▶ **Extracted records**:
----
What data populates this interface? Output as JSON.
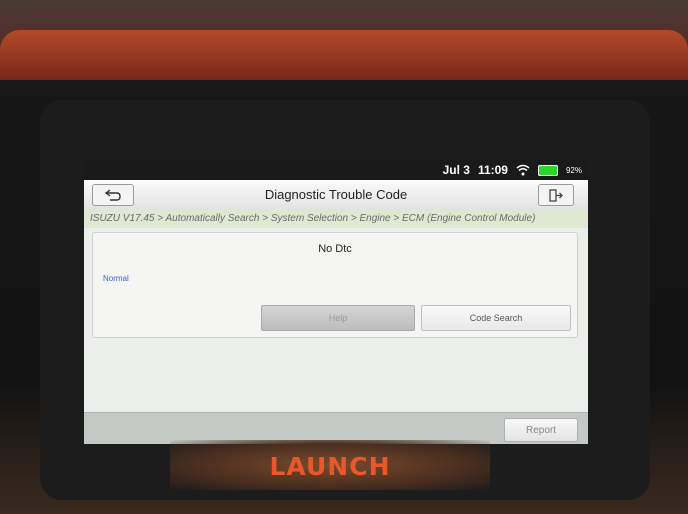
{
  "status_bar": {
    "date": "Jul 3",
    "time": "11:09",
    "battery": "92%"
  },
  "header": {
    "title": "Diagnostic Trouble Code"
  },
  "breadcrumb": "ISUZU V17.45 > Automatically Search > System Selection > Engine > ECM (Engine Control Module)",
  "dtc_panel": {
    "status": "No Dtc",
    "state_label": "Normal",
    "help_label": "Help",
    "code_search_label": "Code Search"
  },
  "footer": {
    "report_label": "Report"
  },
  "device": {
    "brand": "LAUNCH"
  }
}
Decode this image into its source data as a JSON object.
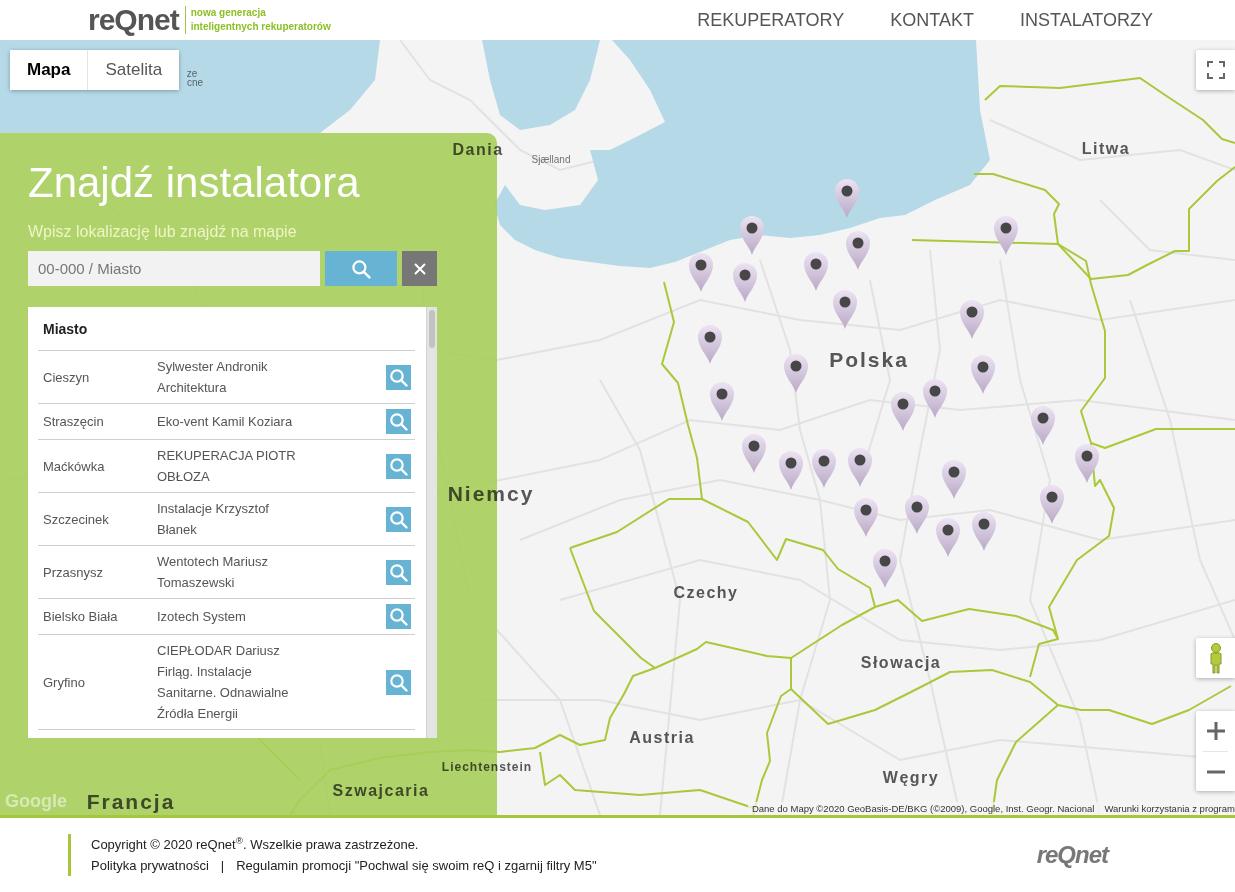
{
  "header": {
    "logo": "reQnet",
    "tagline": [
      "nowa generacja",
      "inteligentnych rekuperatorów"
    ],
    "nav": [
      {
        "label": "REKUPERATORY"
      },
      {
        "label": "KONTAKT"
      },
      {
        "label": "INSTALATORZY"
      }
    ]
  },
  "map": {
    "type_buttons": [
      {
        "label": "Mapa",
        "selected": true
      },
      {
        "label": "Satelita",
        "selected": false
      }
    ],
    "labels": [
      {
        "text": "ze",
        "kind": "place"
      },
      {
        "text": "cne",
        "kind": "place"
      },
      {
        "text": "Dania",
        "kind": "country"
      },
      {
        "text": "Litwa",
        "kind": "country"
      },
      {
        "text": "Sjælland",
        "kind": "place"
      },
      {
        "text": "Polska",
        "kind": "large"
      },
      {
        "text": "Niemcy",
        "kind": "large"
      },
      {
        "text": "Czechy",
        "kind": "country"
      },
      {
        "text": "Słowacja",
        "kind": "country"
      },
      {
        "text": "Austria",
        "kind": "country"
      },
      {
        "text": "Liechtenstein",
        "kind": "small"
      },
      {
        "text": "Węgry",
        "kind": "country"
      },
      {
        "text": "Szwajcaria",
        "kind": "country"
      },
      {
        "text": "Francja",
        "kind": "large"
      }
    ],
    "logo": "Google",
    "attribution": "Dane do Mapy ©2020 GeoBasis-DE/BKG (©2009), Google, Inst. Geogr. Nacional",
    "terms_link": "Warunki korzystania z program"
  },
  "finder": {
    "title": "Znajdź instalatora",
    "subtitle": "Wpisz lokalizację lub znajdź na mapie",
    "search": {
      "placeholder": "00-000 / Miasto"
    },
    "table": {
      "columns": [
        "Miasto"
      ],
      "rows": [
        {
          "city": "Cieszyn",
          "name": "Sylwester Andronik Architektura"
        },
        {
          "city": "Straszęcin",
          "name": "Eko-vent Kamil Koziara"
        },
        {
          "city": "Maćkówka",
          "name": "REKUPERACJA PIOTR OBŁOZA"
        },
        {
          "city": "Szczecinek",
          "name": "Instalacje Krzysztof Błanek"
        },
        {
          "city": "Przasnysz",
          "name": "Wentotech Mariusz Tomaszewski"
        },
        {
          "city": "Bielsko Biała",
          "name": "Izotech System"
        },
        {
          "city": "Gryfino",
          "name": "CIEPŁODAR Dariusz Firląg. Instalacje Sanitarne. Odnawialne Źródła Energii"
        }
      ]
    }
  },
  "footer": {
    "copyright": "Copyright © 2020 reQnet$^{®}$. Wszelkie prawa zastrzeżone.",
    "links": [
      "Polityka prywatności",
      "Regulamin promocji \"Pochwal się swoim reQ i zgarnij filtry M5\""
    ],
    "separator": "|",
    "logo": "reQnet"
  }
}
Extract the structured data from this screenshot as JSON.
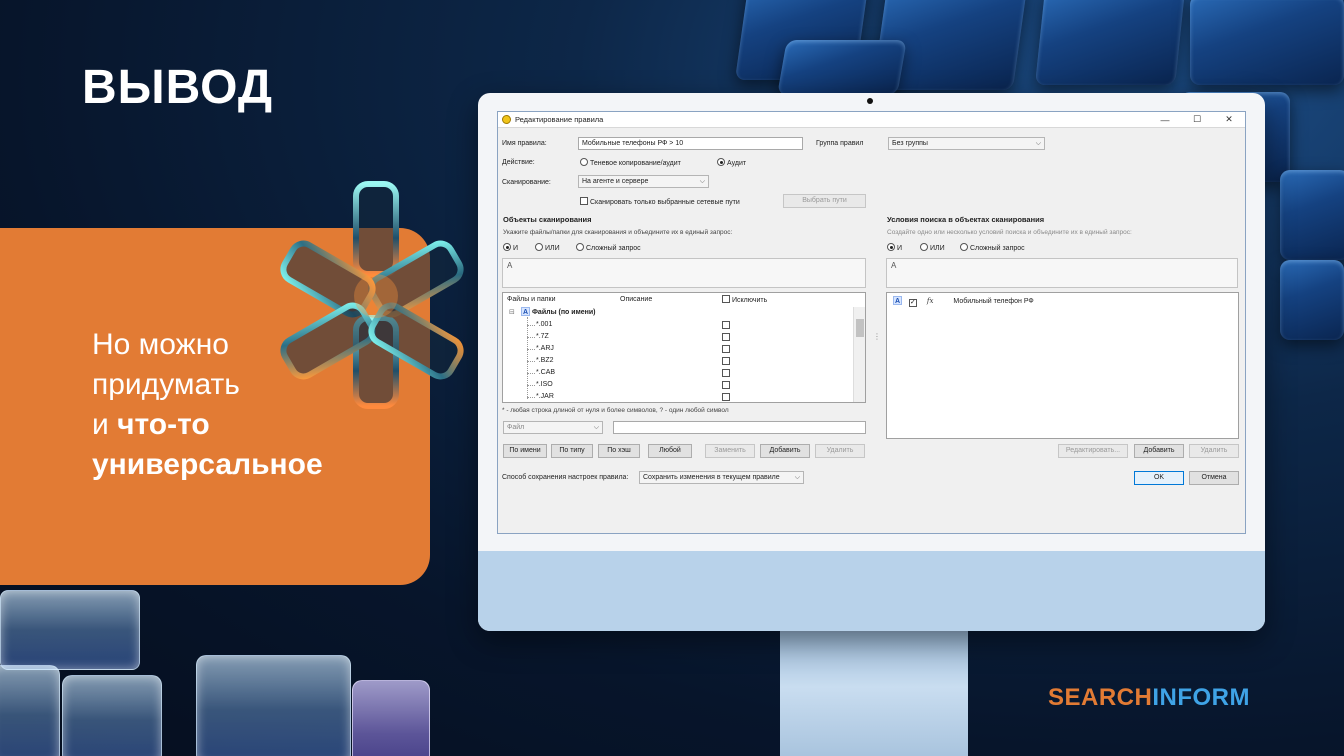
{
  "slide": {
    "heading": "ВЫВОД",
    "text_line1": "Но можно",
    "text_line2": "придумать",
    "text_line3_prefix": "и ",
    "text_line3_bold": "что-то",
    "text_line4_bold": "универсальное"
  },
  "logo": {
    "part1": "SEARCH",
    "part2": "INFORM"
  },
  "colors": {
    "accent_orange": "#e27b34",
    "logo_blue": "#3fa3e6",
    "background": "#07152b"
  },
  "dialog": {
    "title": "Редактирование правила",
    "rule_name_label": "Имя правила:",
    "rule_name_value": "Мобильные телефоны РФ > 10",
    "rule_group_label": "Группа правил",
    "rule_group_value": "Без группы",
    "action_label": "Действие:",
    "action_option1": "Теневое копирование/аудит",
    "action_option2": "Аудит",
    "scan_label": "Сканирование:",
    "scan_value": "На агенте и сервере",
    "scan_paths_only": "Сканировать только выбранные сетевые пути",
    "choose_paths_button": "Выбрать пути",
    "left": {
      "title": "Объекты сканирования",
      "hint": "Укажите файлы/папки для сканирования и объедините их в единый запрос:",
      "radio_and": "И",
      "radio_or": "ИЛИ",
      "radio_complex": "Сложный запрос",
      "query": "A",
      "col_files": "Файлы и папки",
      "col_description": "Описание",
      "col_exclude": "Исключить",
      "group_icon": "A",
      "group_label": "Файлы (по имени)",
      "items": [
        "*.001",
        "*.7Z",
        "*.ARJ",
        "*.BZ2",
        "*.CAB",
        "*.ISO",
        "*.JAR"
      ],
      "footnote": "* - любая строка длиной от нуля и более символов, ? - один любой символ",
      "file_type_value": "Файл",
      "buttons": {
        "by_name": "По имени",
        "by_type": "По типу",
        "by_hash": "По хэш",
        "any": "Любой",
        "replace": "Заменить",
        "add": "Добавить",
        "delete": "Удалить"
      }
    },
    "right": {
      "title": "Условия поиска в объектах сканирования",
      "hint": "Создайте одно или несколько условий поиска и объедините их в единый запрос:",
      "radio_and": "И",
      "radio_or": "ИЛИ",
      "radio_complex": "Сложный запрос",
      "query": "A",
      "row_icon": "A",
      "row_fx": "fx",
      "row_label": "Мобильный телефон РФ",
      "buttons": {
        "edit": "Редактировать...",
        "add": "Добавить",
        "delete": "Удалить"
      }
    },
    "save_method_label": "Способ сохранения настроек правила:",
    "save_method_value": "Сохранить изменения в текущем правиле",
    "ok_button": "OK",
    "cancel_button": "Отмена"
  }
}
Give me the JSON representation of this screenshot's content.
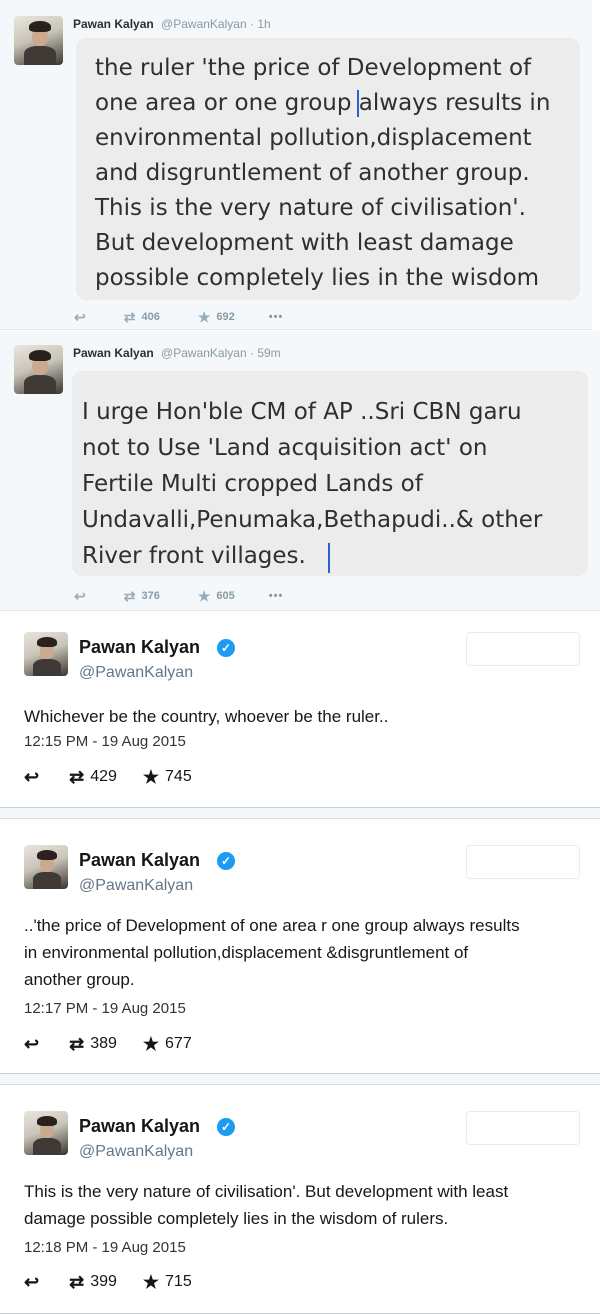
{
  "tweets_old": [
    {
      "name": "Pawan Kalyan",
      "handle": "@PawanKalyan",
      "dot": "·",
      "time": "1h",
      "image_lines": [
        "the ruler 'the price of Development of",
        "one area or one group always results in",
        "environmental pollution,displacement",
        "and disgruntlement of another group.",
        "This is the very nature of civilisation'.",
        "But development with least damage",
        "possible completely lies in the wisdom"
      ],
      "reply_icon": "reply-icon",
      "retweet_icon": "retweet-icon",
      "retweets": "406",
      "favorite_icon": "star-icon",
      "favorites": "692",
      "more": "•••"
    },
    {
      "name": "Pawan Kalyan",
      "handle": "@PawanKalyan",
      "dot": "·",
      "time": "59m",
      "image_lines": [
        "I urge Hon'ble CM of AP ..Sri CBN garu",
        "not to Use 'Land acquisition act' on",
        "Fertile Multi cropped Lands  of",
        "Undavalli,Penumaka,Bethapudi..& other",
        "River front villages."
      ],
      "reply_icon": "reply-icon",
      "retweet_icon": "retweet-icon",
      "retweets": "376",
      "favorite_icon": "star-icon",
      "favorites": "605",
      "more": "•••"
    }
  ],
  "tweets": [
    {
      "name": "Pawan Kalyan",
      "verified": "✓",
      "handle": "@PawanKalyan",
      "lines": [
        "Whichever be the country, whoever be the ruler.."
      ],
      "timestamp": "12:15 PM - 19 Aug 2015",
      "retweets": "429",
      "favorites": "745"
    },
    {
      "name": "Pawan Kalyan",
      "verified": "✓",
      "handle": "@PawanKalyan",
      "lines": [
        "..'the price of Development of one area r one group always results",
        "in environmental pollution,displacement &disgruntlement of",
        "another group."
      ],
      "timestamp": "12:17 PM - 19 Aug 2015",
      "retweets": "389",
      "favorites": "677"
    },
    {
      "name": "Pawan Kalyan",
      "verified": "✓",
      "handle": "@PawanKalyan",
      "lines": [
        "This is the very nature of civilisation'. But development with least",
        "damage possible completely lies in the wisdom of rulers."
      ],
      "timestamp": "12:18 PM - 19 Aug 2015",
      "retweets": "399",
      "favorites": "715"
    }
  ],
  "icons": {
    "reply": "↩",
    "retweet": "⇄",
    "star": "★"
  },
  "colors": {
    "accent_blue": "#1d9bf0",
    "muted": "#8899a6"
  }
}
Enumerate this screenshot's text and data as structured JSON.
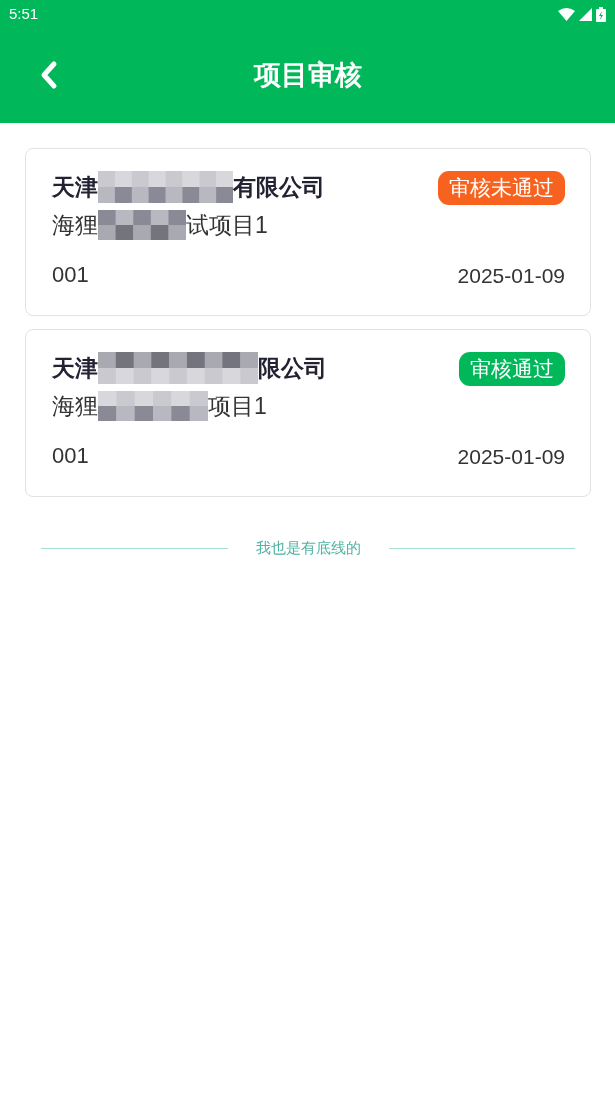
{
  "status_bar": {
    "time": "5:51"
  },
  "header": {
    "title": "项目审核"
  },
  "projects": [
    {
      "company_head": "天津",
      "company_tail": "有限公司",
      "project_head": "海狸",
      "project_tail": "试项目1",
      "code": "001",
      "date": "2025-01-09",
      "status": {
        "label": "审核未通过",
        "kind": "rejected"
      }
    },
    {
      "company_head": "天津",
      "company_tail": "限公司",
      "project_head": "海狸",
      "project_tail": "项目1",
      "code": "001",
      "date": "2025-01-09",
      "status": {
        "label": "审核通过",
        "kind": "approved"
      }
    }
  ],
  "footer_divider": {
    "label": "我也是有底线的"
  }
}
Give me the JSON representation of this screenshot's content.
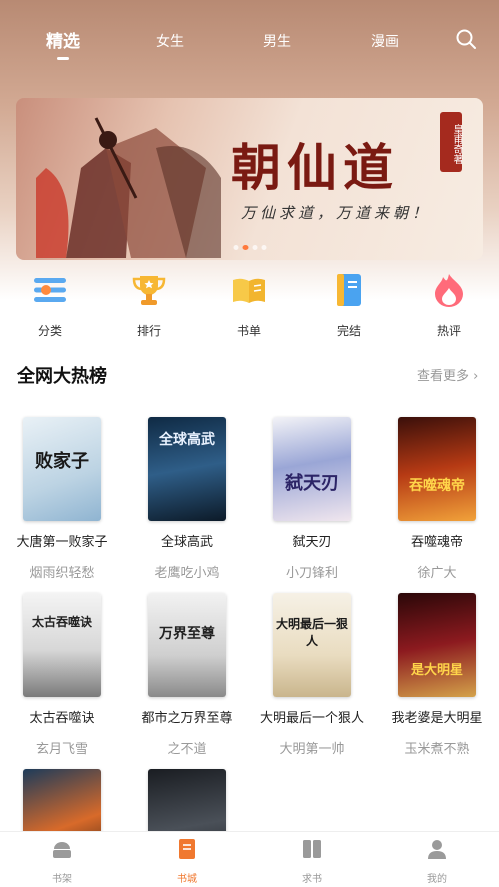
----
▶ **WORK INSTRUCTIONS**: Extract precisely the lines beginning at the line containing "Enumerate this screenshot's" and ending at the last line of the entries above, exactly as written and with no pictures.

▶ **SOLVED EXERCISE**:
Enumerate this screenshot's text and data as structured JSON.
{
  "status_bar": {
    "time": "5:51"
  },
  "header": {
    "title": "项目审核"
  },
  "projects": [
    {
      "company_head": "天津",
      "company_tail": "有限公司",
      "project_head": "海狸",
      "project_tail": "试项目1",
      "code": "001",
      "date": "2025-01-09",
      "status": {
        "label": "审核未通过",
        "kind": "rejected"
      }
    },
    {
      "company_head": "天津",
      "company_tail": "限公司",
      "project_head": "海狸",
      "project_tail": "项目1",
      "code": "001",
      "date": "2025-01-09",
      "status": {
        "label": "审核通过",
        "kind": "approved"
      }
    }
  ],
  "footer_divider": {
    "label": "我也是有底线的"
  }
}
Give me the JSON representation of this screenshot's content.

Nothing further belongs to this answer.